» **Given exercise**
Gather each line in the entries that includes the string "value".

» **A block of data**
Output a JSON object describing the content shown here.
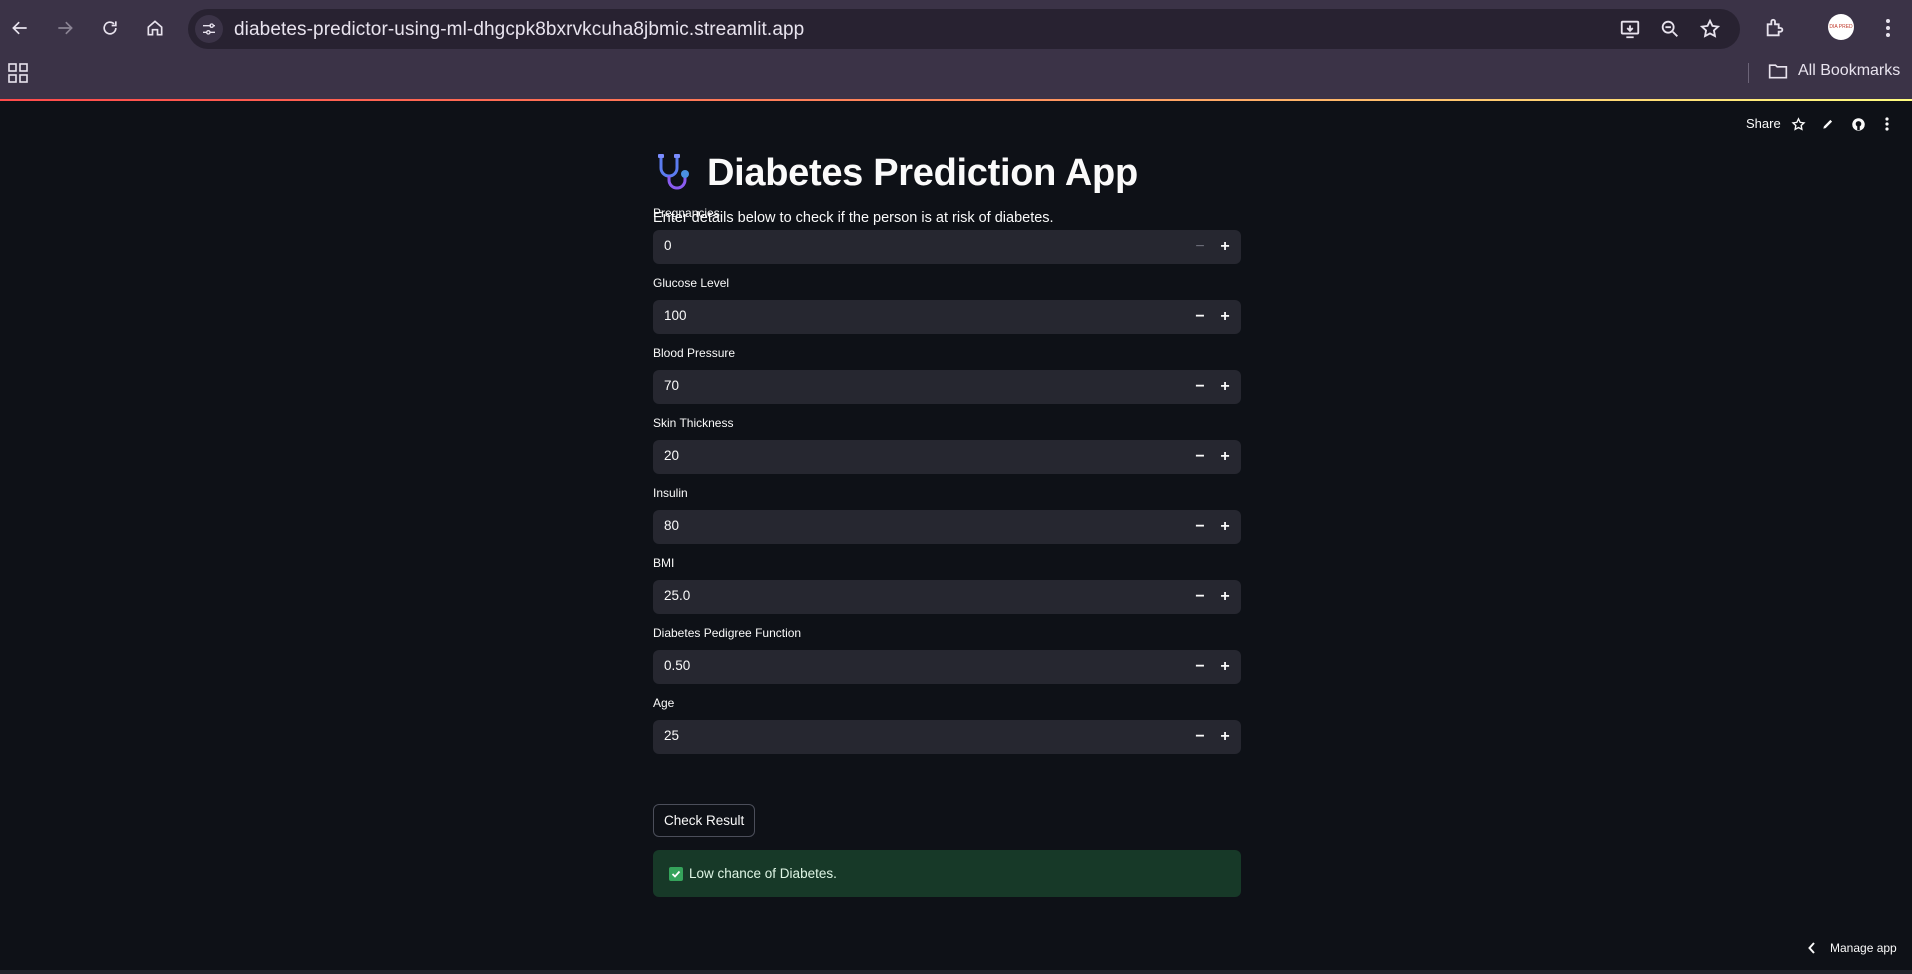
{
  "browser": {
    "url": "diabetes-predictor-using-ml-dhgcpk8bxrvkcuha8jbmic.streamlit.app",
    "bookmarks_label": "All Bookmarks",
    "profile_text": "DIA PRED",
    "icons": [
      "back-icon",
      "forward-icon",
      "reload-icon",
      "home-icon",
      "site-settings-icon",
      "install-app-icon",
      "zoom-icon",
      "bookmark-star-icon",
      "extensions-icon",
      "menu-icon",
      "apps-grid-icon",
      "folder-icon"
    ]
  },
  "streamlit_toolbar": {
    "share_label": "Share"
  },
  "app": {
    "title": "Diabetes Prediction App",
    "title_emoji": "stethoscope-icon",
    "subtitle": "Enter details below to check if the person is at risk of diabetes.",
    "fields": [
      {
        "label": "Pregnancies",
        "value": "0"
      },
      {
        "label": "Glucose Level",
        "value": "100"
      },
      {
        "label": "Blood Pressure",
        "value": "70"
      },
      {
        "label": "Skin Thickness",
        "value": "20"
      },
      {
        "label": "Insulin",
        "value": "80"
      },
      {
        "label": "BMI",
        "value": "25.0"
      },
      {
        "label": "Diabetes Pedigree Function",
        "value": "0.50"
      },
      {
        "label": "Age",
        "value": "25"
      }
    ],
    "minus_symbol": "−",
    "plus_symbol": "+",
    "button_label": "Check Result",
    "result_text": "Low chance of Diabetes.",
    "result_color": "#173928"
  },
  "footer": {
    "manage_label": "Manage app"
  },
  "colors": {
    "background": "#0e1117",
    "input_bg": "#262730",
    "chrome_bg": "#3b3347"
  }
}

» **The output**
        "value": "0"
        "value": "100"
        "value": "70"
        "value": "20"
        "value": "80"
        "value": "25.0"
        "value": "0.50"
        "value": "25"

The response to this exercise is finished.